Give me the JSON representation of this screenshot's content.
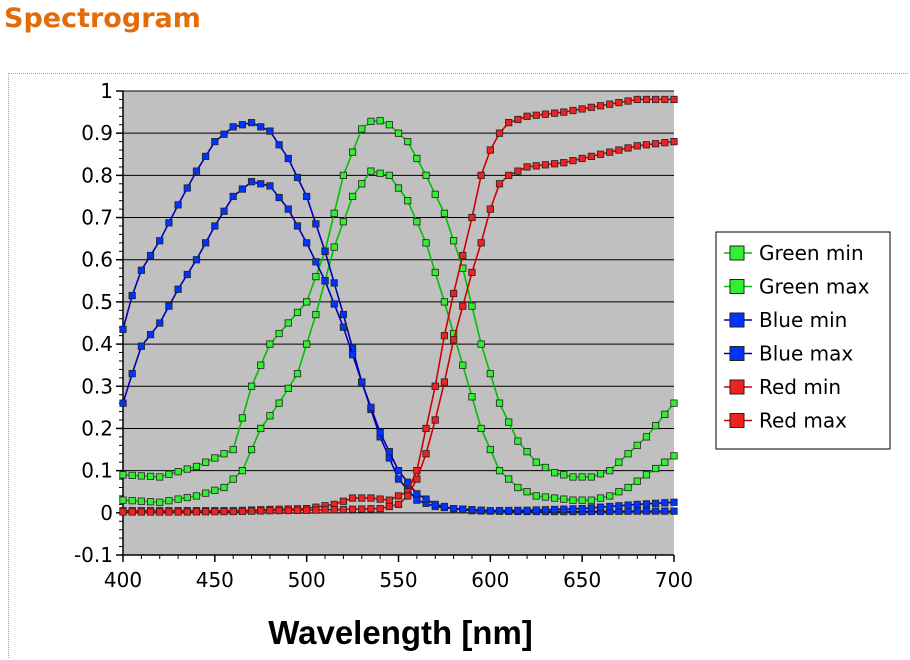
{
  "page": {
    "title": "Spectrogram"
  },
  "chart_data": {
    "type": "line",
    "title": "",
    "xlabel": "Wavelength [nm]",
    "ylabel": "",
    "xlim": [
      400,
      700
    ],
    "ylim": [
      -0.1,
      1.0
    ],
    "x_ticks": [
      400,
      450,
      500,
      550,
      600,
      650,
      700
    ],
    "y_ticks": [
      -0.1,
      0,
      0.1,
      0.2,
      0.3,
      0.4,
      0.5,
      0.6,
      0.7,
      0.8,
      0.9,
      1
    ],
    "x_tick_labels": [
      "400",
      "450",
      "500",
      "550",
      "600",
      "650",
      "700"
    ],
    "y_tick_labels": [
      "-0.1",
      "0",
      "0.1",
      "0.2",
      "0.3",
      "0.4",
      "0.5",
      "0.6",
      "0.7",
      "0.8",
      "0.9",
      "1"
    ],
    "grid": true,
    "legend_position": "right",
    "plot_background": "#c0c0c0",
    "marker": "square",
    "series": [
      {
        "name": "Green min",
        "color": "#00c000",
        "marker_color": "#33ee33",
        "points": [
          [
            400,
            0.09
          ],
          [
            420,
            0.085
          ],
          [
            440,
            0.11
          ],
          [
            460,
            0.15
          ],
          [
            470,
            0.3
          ],
          [
            480,
            0.4
          ],
          [
            490,
            0.45
          ],
          [
            500,
            0.5
          ],
          [
            510,
            0.62
          ],
          [
            520,
            0.8
          ],
          [
            530,
            0.91
          ],
          [
            537,
            0.935
          ],
          [
            545,
            0.92
          ],
          [
            555,
            0.88
          ],
          [
            565,
            0.8
          ],
          [
            575,
            0.71
          ],
          [
            585,
            0.58
          ],
          [
            595,
            0.4
          ],
          [
            605,
            0.26
          ],
          [
            615,
            0.17
          ],
          [
            625,
            0.12
          ],
          [
            635,
            0.095
          ],
          [
            645,
            0.085
          ],
          [
            655,
            0.085
          ],
          [
            665,
            0.1
          ],
          [
            675,
            0.14
          ],
          [
            685,
            0.18
          ],
          [
            700,
            0.26
          ]
        ]
      },
      {
        "name": "Green max",
        "color": "#00c000",
        "marker_color": "#33ee33",
        "points": [
          [
            400,
            0.03
          ],
          [
            420,
            0.025
          ],
          [
            440,
            0.04
          ],
          [
            455,
            0.06
          ],
          [
            465,
            0.1
          ],
          [
            475,
            0.2
          ],
          [
            485,
            0.26
          ],
          [
            495,
            0.33
          ],
          [
            505,
            0.47
          ],
          [
            515,
            0.63
          ],
          [
            525,
            0.75
          ],
          [
            535,
            0.81
          ],
          [
            545,
            0.8
          ],
          [
            555,
            0.74
          ],
          [
            565,
            0.64
          ],
          [
            575,
            0.5
          ],
          [
            585,
            0.35
          ],
          [
            595,
            0.2
          ],
          [
            605,
            0.1
          ],
          [
            615,
            0.06
          ],
          [
            625,
            0.04
          ],
          [
            635,
            0.035
          ],
          [
            645,
            0.03
          ],
          [
            655,
            0.03
          ],
          [
            665,
            0.04
          ],
          [
            675,
            0.06
          ],
          [
            685,
            0.09
          ],
          [
            700,
            0.135
          ]
        ]
      },
      {
        "name": "Blue min",
        "color": "#0000b0",
        "marker_color": "#0033ff",
        "points": [
          [
            400,
            0.435
          ],
          [
            405,
            0.515
          ],
          [
            410,
            0.575
          ],
          [
            420,
            0.645
          ],
          [
            430,
            0.73
          ],
          [
            440,
            0.81
          ],
          [
            450,
            0.88
          ],
          [
            460,
            0.915
          ],
          [
            470,
            0.925
          ],
          [
            480,
            0.905
          ],
          [
            490,
            0.84
          ],
          [
            500,
            0.75
          ],
          [
            510,
            0.62
          ],
          [
            520,
            0.47
          ],
          [
            530,
            0.31
          ],
          [
            540,
            0.18
          ],
          [
            550,
            0.08
          ],
          [
            560,
            0.03
          ],
          [
            570,
            0.015
          ],
          [
            580,
            0.01
          ],
          [
            590,
            0.005
          ],
          [
            600,
            0.004
          ],
          [
            620,
            0.003
          ],
          [
            650,
            0.003
          ],
          [
            680,
            0.004
          ],
          [
            700,
            0.004
          ]
        ]
      },
      {
        "name": "Blue max",
        "color": "#0000b0",
        "marker_color": "#0033ff",
        "points": [
          [
            400,
            0.26
          ],
          [
            405,
            0.33
          ],
          [
            410,
            0.395
          ],
          [
            420,
            0.45
          ],
          [
            430,
            0.53
          ],
          [
            440,
            0.6
          ],
          [
            450,
            0.68
          ],
          [
            460,
            0.75
          ],
          [
            470,
            0.785
          ],
          [
            480,
            0.775
          ],
          [
            490,
            0.72
          ],
          [
            500,
            0.64
          ],
          [
            510,
            0.55
          ],
          [
            520,
            0.44
          ],
          [
            530,
            0.31
          ],
          [
            540,
            0.19
          ],
          [
            550,
            0.1
          ],
          [
            560,
            0.045
          ],
          [
            570,
            0.02
          ],
          [
            580,
            0.01
          ],
          [
            600,
            0.005
          ],
          [
            620,
            0.006
          ],
          [
            650,
            0.01
          ],
          [
            680,
            0.02
          ],
          [
            700,
            0.025
          ]
        ]
      },
      {
        "name": "Red min",
        "color": "#d00000",
        "marker_color": "#ee2222",
        "points": [
          [
            400,
            0.005
          ],
          [
            430,
            0.005
          ],
          [
            460,
            0.005
          ],
          [
            480,
            0.008
          ],
          [
            500,
            0.01
          ],
          [
            515,
            0.02
          ],
          [
            525,
            0.035
          ],
          [
            535,
            0.035
          ],
          [
            545,
            0.03
          ],
          [
            555,
            0.05
          ],
          [
            560,
            0.1
          ],
          [
            565,
            0.2
          ],
          [
            570,
            0.3
          ],
          [
            575,
            0.42
          ],
          [
            580,
            0.52
          ],
          [
            585,
            0.61
          ],
          [
            590,
            0.7
          ],
          [
            595,
            0.8
          ],
          [
            600,
            0.86
          ],
          [
            605,
            0.9
          ],
          [
            610,
            0.925
          ],
          [
            620,
            0.94
          ],
          [
            640,
            0.95
          ],
          [
            660,
            0.965
          ],
          [
            680,
            0.98
          ],
          [
            700,
            0.98
          ]
        ]
      },
      {
        "name": "Red max",
        "color": "#d00000",
        "marker_color": "#ee2222",
        "points": [
          [
            400,
            0.002
          ],
          [
            430,
            0.002
          ],
          [
            460,
            0.003
          ],
          [
            480,
            0.005
          ],
          [
            500,
            0.006
          ],
          [
            520,
            0.008
          ],
          [
            540,
            0.01
          ],
          [
            550,
            0.02
          ],
          [
            555,
            0.04
          ],
          [
            560,
            0.08
          ],
          [
            565,
            0.14
          ],
          [
            570,
            0.22
          ],
          [
            575,
            0.31
          ],
          [
            580,
            0.41
          ],
          [
            585,
            0.49
          ],
          [
            590,
            0.57
          ],
          [
            595,
            0.64
          ],
          [
            600,
            0.72
          ],
          [
            605,
            0.78
          ],
          [
            610,
            0.8
          ],
          [
            620,
            0.82
          ],
          [
            640,
            0.83
          ],
          [
            660,
            0.85
          ],
          [
            680,
            0.87
          ],
          [
            700,
            0.88
          ]
        ]
      }
    ]
  }
}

Exercise.
Copy out all of the material exactly as written, without its pictures.

Final answer.
Give me the JSON representation of this screenshot's content.
{
  "page": {
    "title": "Spectrogram"
  },
  "chart_data": {
    "type": "line",
    "title": "",
    "xlabel": "Wavelength [nm]",
    "ylabel": "",
    "xlim": [
      400,
      700
    ],
    "ylim": [
      -0.1,
      1.0
    ],
    "x_ticks": [
      400,
      450,
      500,
      550,
      600,
      650,
      700
    ],
    "y_ticks": [
      -0.1,
      0,
      0.1,
      0.2,
      0.3,
      0.4,
      0.5,
      0.6,
      0.7,
      0.8,
      0.9,
      1
    ],
    "x_tick_labels": [
      "400",
      "450",
      "500",
      "550",
      "600",
      "650",
      "700"
    ],
    "y_tick_labels": [
      "-0.1",
      "0",
      "0.1",
      "0.2",
      "0.3",
      "0.4",
      "0.5",
      "0.6",
      "0.7",
      "0.8",
      "0.9",
      "1"
    ],
    "grid": true,
    "legend_position": "right",
    "plot_background": "#c0c0c0",
    "marker": "square",
    "series": [
      {
        "name": "Green min",
        "color": "#00c000",
        "marker_color": "#33ee33",
        "points": [
          [
            400,
            0.09
          ],
          [
            420,
            0.085
          ],
          [
            440,
            0.11
          ],
          [
            460,
            0.15
          ],
          [
            470,
            0.3
          ],
          [
            480,
            0.4
          ],
          [
            490,
            0.45
          ],
          [
            500,
            0.5
          ],
          [
            510,
            0.62
          ],
          [
            520,
            0.8
          ],
          [
            530,
            0.91
          ],
          [
            537,
            0.935
          ],
          [
            545,
            0.92
          ],
          [
            555,
            0.88
          ],
          [
            565,
            0.8
          ],
          [
            575,
            0.71
          ],
          [
            585,
            0.58
          ],
          [
            595,
            0.4
          ],
          [
            605,
            0.26
          ],
          [
            615,
            0.17
          ],
          [
            625,
            0.12
          ],
          [
            635,
            0.095
          ],
          [
            645,
            0.085
          ],
          [
            655,
            0.085
          ],
          [
            665,
            0.1
          ],
          [
            675,
            0.14
          ],
          [
            685,
            0.18
          ],
          [
            700,
            0.26
          ]
        ]
      },
      {
        "name": "Green max",
        "color": "#00c000",
        "marker_color": "#33ee33",
        "points": [
          [
            400,
            0.03
          ],
          [
            420,
            0.025
          ],
          [
            440,
            0.04
          ],
          [
            455,
            0.06
          ],
          [
            465,
            0.1
          ],
          [
            475,
            0.2
          ],
          [
            485,
            0.26
          ],
          [
            495,
            0.33
          ],
          [
            505,
            0.47
          ],
          [
            515,
            0.63
          ],
          [
            525,
            0.75
          ],
          [
            535,
            0.81
          ],
          [
            545,
            0.8
          ],
          [
            555,
            0.74
          ],
          [
            565,
            0.64
          ],
          [
            575,
            0.5
          ],
          [
            585,
            0.35
          ],
          [
            595,
            0.2
          ],
          [
            605,
            0.1
          ],
          [
            615,
            0.06
          ],
          [
            625,
            0.04
          ],
          [
            635,
            0.035
          ],
          [
            645,
            0.03
          ],
          [
            655,
            0.03
          ],
          [
            665,
            0.04
          ],
          [
            675,
            0.06
          ],
          [
            685,
            0.09
          ],
          [
            700,
            0.135
          ]
        ]
      },
      {
        "name": "Blue min",
        "color": "#0000b0",
        "marker_color": "#0033ff",
        "points": [
          [
            400,
            0.435
          ],
          [
            405,
            0.515
          ],
          [
            410,
            0.575
          ],
          [
            420,
            0.645
          ],
          [
            430,
            0.73
          ],
          [
            440,
            0.81
          ],
          [
            450,
            0.88
          ],
          [
            460,
            0.915
          ],
          [
            470,
            0.925
          ],
          [
            480,
            0.905
          ],
          [
            490,
            0.84
          ],
          [
            500,
            0.75
          ],
          [
            510,
            0.62
          ],
          [
            520,
            0.47
          ],
          [
            530,
            0.31
          ],
          [
            540,
            0.18
          ],
          [
            550,
            0.08
          ],
          [
            560,
            0.03
          ],
          [
            570,
            0.015
          ],
          [
            580,
            0.01
          ],
          [
            590,
            0.005
          ],
          [
            600,
            0.004
          ],
          [
            620,
            0.003
          ],
          [
            650,
            0.003
          ],
          [
            680,
            0.004
          ],
          [
            700,
            0.004
          ]
        ]
      },
      {
        "name": "Blue max",
        "color": "#0000b0",
        "marker_color": "#0033ff",
        "points": [
          [
            400,
            0.26
          ],
          [
            405,
            0.33
          ],
          [
            410,
            0.395
          ],
          [
            420,
            0.45
          ],
          [
            430,
            0.53
          ],
          [
            440,
            0.6
          ],
          [
            450,
            0.68
          ],
          [
            460,
            0.75
          ],
          [
            470,
            0.785
          ],
          [
            480,
            0.775
          ],
          [
            490,
            0.72
          ],
          [
            500,
            0.64
          ],
          [
            510,
            0.55
          ],
          [
            520,
            0.44
          ],
          [
            530,
            0.31
          ],
          [
            540,
            0.19
          ],
          [
            550,
            0.1
          ],
          [
            560,
            0.045
          ],
          [
            570,
            0.02
          ],
          [
            580,
            0.01
          ],
          [
            600,
            0.005
          ],
          [
            620,
            0.006
          ],
          [
            650,
            0.01
          ],
          [
            680,
            0.02
          ],
          [
            700,
            0.025
          ]
        ]
      },
      {
        "name": "Red min",
        "color": "#d00000",
        "marker_color": "#ee2222",
        "points": [
          [
            400,
            0.005
          ],
          [
            430,
            0.005
          ],
          [
            460,
            0.005
          ],
          [
            480,
            0.008
          ],
          [
            500,
            0.01
          ],
          [
            515,
            0.02
          ],
          [
            525,
            0.035
          ],
          [
            535,
            0.035
          ],
          [
            545,
            0.03
          ],
          [
            555,
            0.05
          ],
          [
            560,
            0.1
          ],
          [
            565,
            0.2
          ],
          [
            570,
            0.3
          ],
          [
            575,
            0.42
          ],
          [
            580,
            0.52
          ],
          [
            585,
            0.61
          ],
          [
            590,
            0.7
          ],
          [
            595,
            0.8
          ],
          [
            600,
            0.86
          ],
          [
            605,
            0.9
          ],
          [
            610,
            0.925
          ],
          [
            620,
            0.94
          ],
          [
            640,
            0.95
          ],
          [
            660,
            0.965
          ],
          [
            680,
            0.98
          ],
          [
            700,
            0.98
          ]
        ]
      },
      {
        "name": "Red max",
        "color": "#d00000",
        "marker_color": "#ee2222",
        "points": [
          [
            400,
            0.002
          ],
          [
            430,
            0.002
          ],
          [
            460,
            0.003
          ],
          [
            480,
            0.005
          ],
          [
            500,
            0.006
          ],
          [
            520,
            0.008
          ],
          [
            540,
            0.01
          ],
          [
            550,
            0.02
          ],
          [
            555,
            0.04
          ],
          [
            560,
            0.08
          ],
          [
            565,
            0.14
          ],
          [
            570,
            0.22
          ],
          [
            575,
            0.31
          ],
          [
            580,
            0.41
          ],
          [
            585,
            0.49
          ],
          [
            590,
            0.57
          ],
          [
            595,
            0.64
          ],
          [
            600,
            0.72
          ],
          [
            605,
            0.78
          ],
          [
            610,
            0.8
          ],
          [
            620,
            0.82
          ],
          [
            640,
            0.83
          ],
          [
            660,
            0.85
          ],
          [
            680,
            0.87
          ],
          [
            700,
            0.88
          ]
        ]
      }
    ]
  }
}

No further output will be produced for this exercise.